**Dataset entries:**
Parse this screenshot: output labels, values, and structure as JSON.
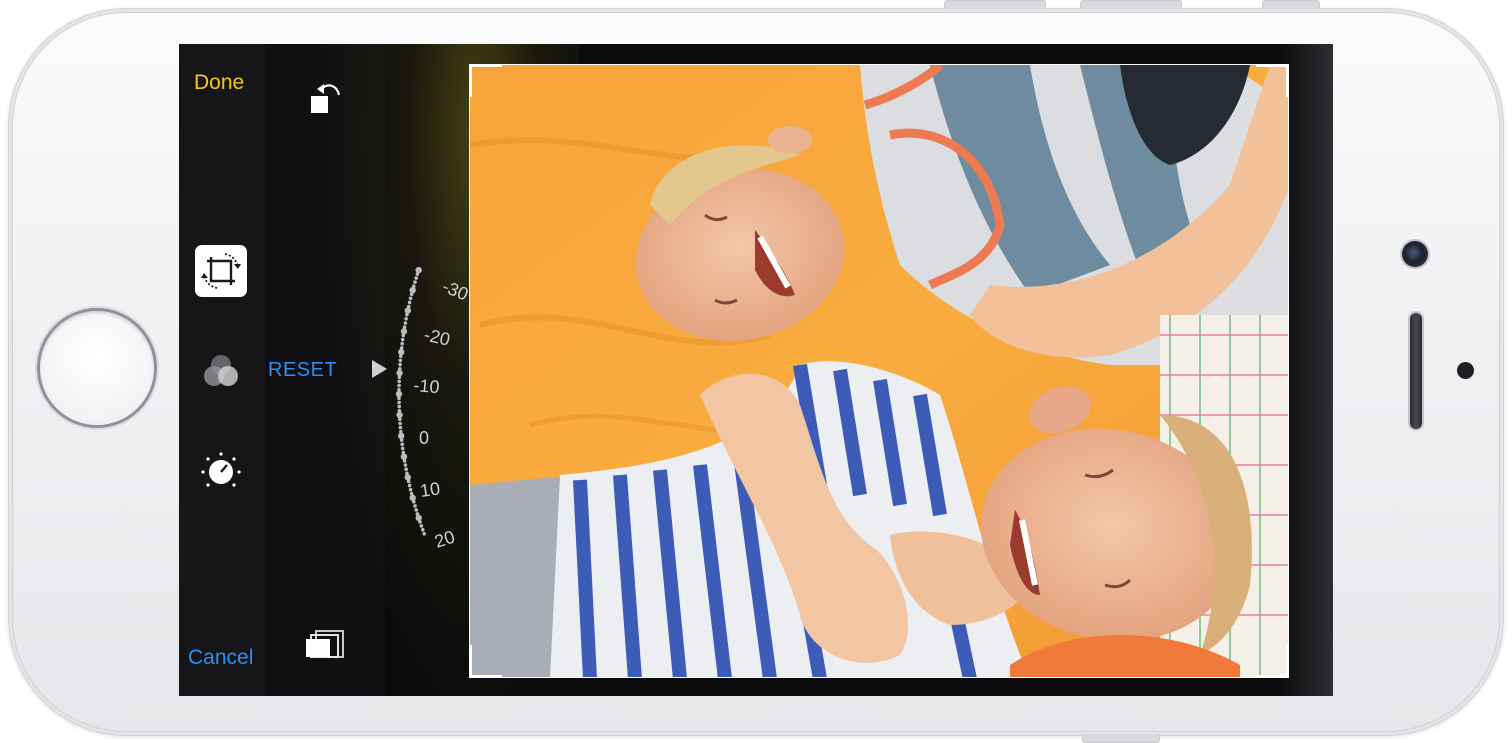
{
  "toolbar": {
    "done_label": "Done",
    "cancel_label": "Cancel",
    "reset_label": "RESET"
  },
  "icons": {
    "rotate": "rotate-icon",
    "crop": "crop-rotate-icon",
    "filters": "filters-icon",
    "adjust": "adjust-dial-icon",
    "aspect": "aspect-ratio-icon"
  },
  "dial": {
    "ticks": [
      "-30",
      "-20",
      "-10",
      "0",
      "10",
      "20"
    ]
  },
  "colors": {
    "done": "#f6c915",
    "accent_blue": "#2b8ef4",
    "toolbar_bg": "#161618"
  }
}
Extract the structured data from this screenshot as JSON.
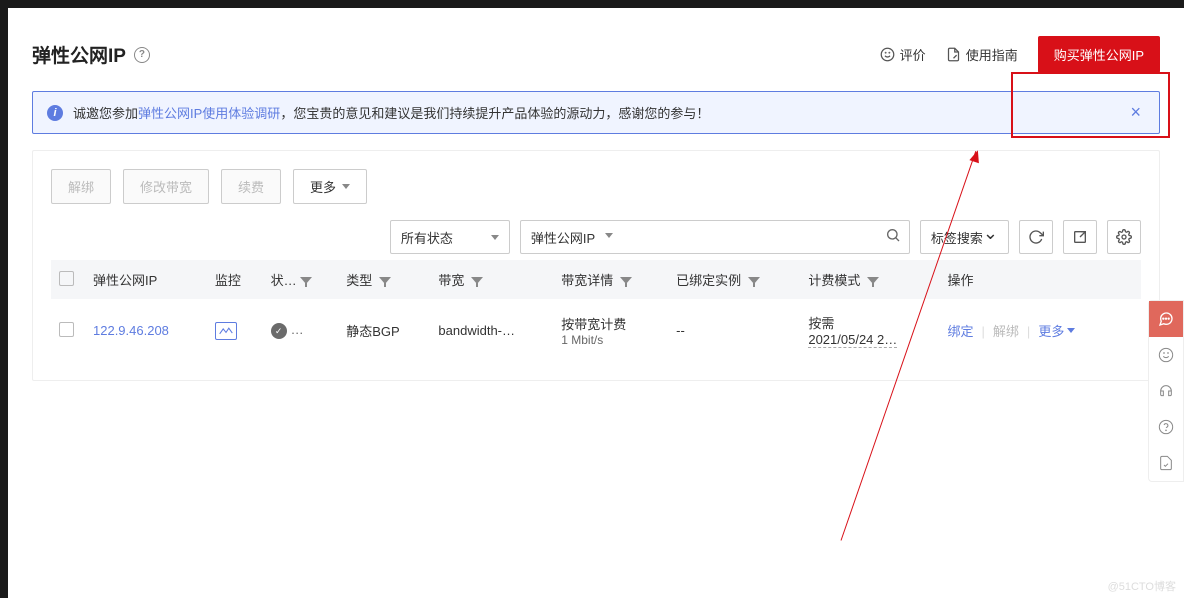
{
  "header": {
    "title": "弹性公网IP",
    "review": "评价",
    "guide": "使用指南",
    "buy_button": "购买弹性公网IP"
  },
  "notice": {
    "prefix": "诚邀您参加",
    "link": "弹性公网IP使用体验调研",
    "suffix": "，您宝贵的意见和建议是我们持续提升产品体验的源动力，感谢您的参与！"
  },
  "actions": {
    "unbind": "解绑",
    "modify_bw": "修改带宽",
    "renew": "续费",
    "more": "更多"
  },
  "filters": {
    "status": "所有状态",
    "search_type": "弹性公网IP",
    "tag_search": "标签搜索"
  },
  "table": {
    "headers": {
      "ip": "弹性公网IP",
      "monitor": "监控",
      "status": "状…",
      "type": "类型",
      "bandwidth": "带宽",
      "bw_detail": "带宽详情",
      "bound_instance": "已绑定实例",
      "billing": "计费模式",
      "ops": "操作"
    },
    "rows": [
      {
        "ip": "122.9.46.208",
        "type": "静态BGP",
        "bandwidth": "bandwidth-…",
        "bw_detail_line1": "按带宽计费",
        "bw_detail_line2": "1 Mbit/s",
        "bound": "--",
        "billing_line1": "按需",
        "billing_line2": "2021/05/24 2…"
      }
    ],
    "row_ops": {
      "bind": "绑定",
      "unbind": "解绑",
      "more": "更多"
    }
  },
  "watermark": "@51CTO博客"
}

...

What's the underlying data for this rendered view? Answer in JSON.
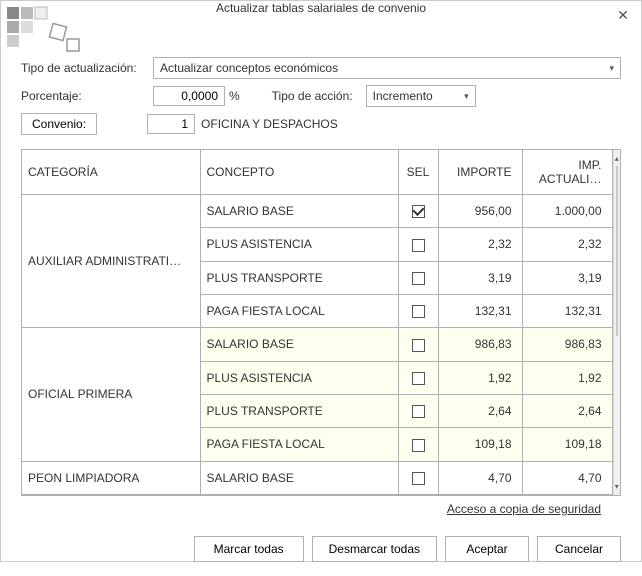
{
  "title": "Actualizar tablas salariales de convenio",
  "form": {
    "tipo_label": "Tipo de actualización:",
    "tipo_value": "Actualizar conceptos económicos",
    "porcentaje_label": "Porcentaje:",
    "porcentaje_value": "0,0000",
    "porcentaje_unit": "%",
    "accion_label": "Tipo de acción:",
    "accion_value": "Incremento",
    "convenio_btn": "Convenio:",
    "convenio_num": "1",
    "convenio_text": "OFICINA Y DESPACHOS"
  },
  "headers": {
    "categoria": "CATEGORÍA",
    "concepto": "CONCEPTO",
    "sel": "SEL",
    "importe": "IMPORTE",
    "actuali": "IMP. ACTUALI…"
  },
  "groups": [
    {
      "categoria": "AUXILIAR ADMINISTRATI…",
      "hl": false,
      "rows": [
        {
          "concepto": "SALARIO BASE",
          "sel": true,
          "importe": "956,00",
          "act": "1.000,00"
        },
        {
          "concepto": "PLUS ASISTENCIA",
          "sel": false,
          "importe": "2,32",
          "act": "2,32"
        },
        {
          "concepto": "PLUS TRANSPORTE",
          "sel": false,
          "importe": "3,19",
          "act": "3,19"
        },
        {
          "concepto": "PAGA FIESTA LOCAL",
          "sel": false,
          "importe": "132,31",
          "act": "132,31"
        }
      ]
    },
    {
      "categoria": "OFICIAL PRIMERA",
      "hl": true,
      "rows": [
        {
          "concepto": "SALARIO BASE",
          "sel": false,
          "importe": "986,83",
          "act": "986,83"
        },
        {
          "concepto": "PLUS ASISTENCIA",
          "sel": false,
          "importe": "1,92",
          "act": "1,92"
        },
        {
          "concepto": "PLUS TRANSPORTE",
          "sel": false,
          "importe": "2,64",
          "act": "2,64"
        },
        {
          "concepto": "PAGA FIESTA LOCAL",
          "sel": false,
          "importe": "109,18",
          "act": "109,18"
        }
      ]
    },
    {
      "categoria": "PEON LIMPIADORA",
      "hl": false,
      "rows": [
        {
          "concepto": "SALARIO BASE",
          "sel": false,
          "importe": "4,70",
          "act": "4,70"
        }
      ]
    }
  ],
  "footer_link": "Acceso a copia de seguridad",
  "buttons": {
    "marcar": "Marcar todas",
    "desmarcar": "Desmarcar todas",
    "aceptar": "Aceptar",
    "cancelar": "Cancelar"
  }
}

**Objective:**
Read through the data and copy every line where "todas" shows up.

**Finished task:**
    "marcar": "Marcar todas",
    "desmarcar": "Desmarcar todas",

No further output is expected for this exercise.